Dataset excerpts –
····················
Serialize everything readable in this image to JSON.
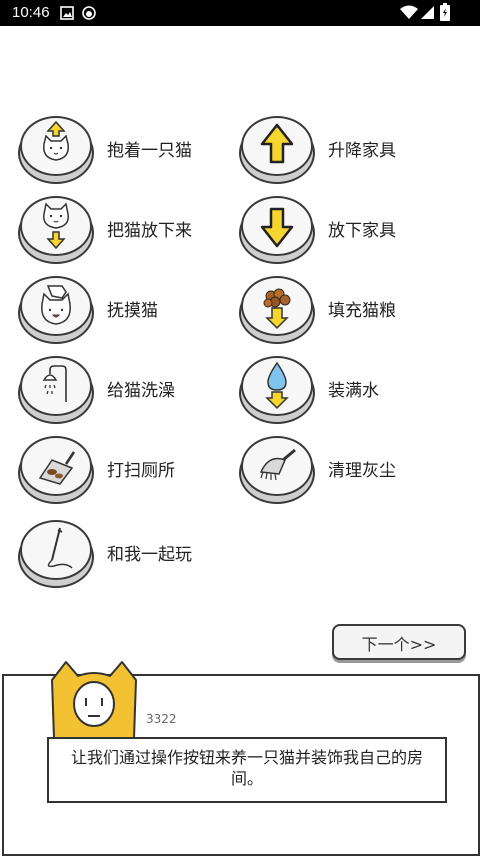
{
  "status_bar": {
    "time": "10:46",
    "icons": [
      "image-icon",
      "app-icon",
      "wifi-icon",
      "signal-icon",
      "battery-icon"
    ]
  },
  "actions": {
    "hold_cat": "抱着一只猫",
    "raise_furniture": "升降家具",
    "put_down_cat": "把猫放下来",
    "put_down_furniture": "放下家具",
    "pet_cat": "抚摸猫",
    "fill_food": "填充猫粮",
    "bathe_cat": "给猫洗澡",
    "fill_water": "装满水",
    "clean_litter": "打扫厕所",
    "clean_dust": "清理灰尘",
    "play_with_me": "和我一起玩"
  },
  "next_button": {
    "label": "下一个>>"
  },
  "dialog": {
    "speaker": "3322",
    "message": "让我们通过操作按钮来养一只猫并装饰我自己的房间。"
  },
  "colors": {
    "arrow_yellow": "#f6d52e",
    "mascot_yellow": "#f2c232",
    "button_rim": "#cfcfcf",
    "outline": "#3a3a3a"
  }
}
····················
JOB – Transcribe the material as is, with images omitted.

RESULT –
Serialize everything readable in this image to JSON.
{
  "status_bar": {
    "time": "10:46",
    "icons": [
      "image-icon",
      "app-icon",
      "wifi-icon",
      "signal-icon",
      "battery-icon"
    ]
  },
  "actions": {
    "hold_cat": "抱着一只猫",
    "raise_furniture": "升降家具",
    "put_down_cat": "把猫放下来",
    "put_down_furniture": "放下家具",
    "pet_cat": "抚摸猫",
    "fill_food": "填充猫粮",
    "bathe_cat": "给猫洗澡",
    "fill_water": "装满水",
    "clean_litter": "打扫厕所",
    "clean_dust": "清理灰尘",
    "play_with_me": "和我一起玩"
  },
  "next_button": {
    "label": "下一个>>"
  },
  "dialog": {
    "speaker": "3322",
    "message": "让我们通过操作按钮来养一只猫并装饰我自己的房间。"
  },
  "colors": {
    "arrow_yellow": "#f6d52e",
    "mascot_yellow": "#f2c232",
    "button_rim": "#cfcfcf",
    "outline": "#3a3a3a"
  }
}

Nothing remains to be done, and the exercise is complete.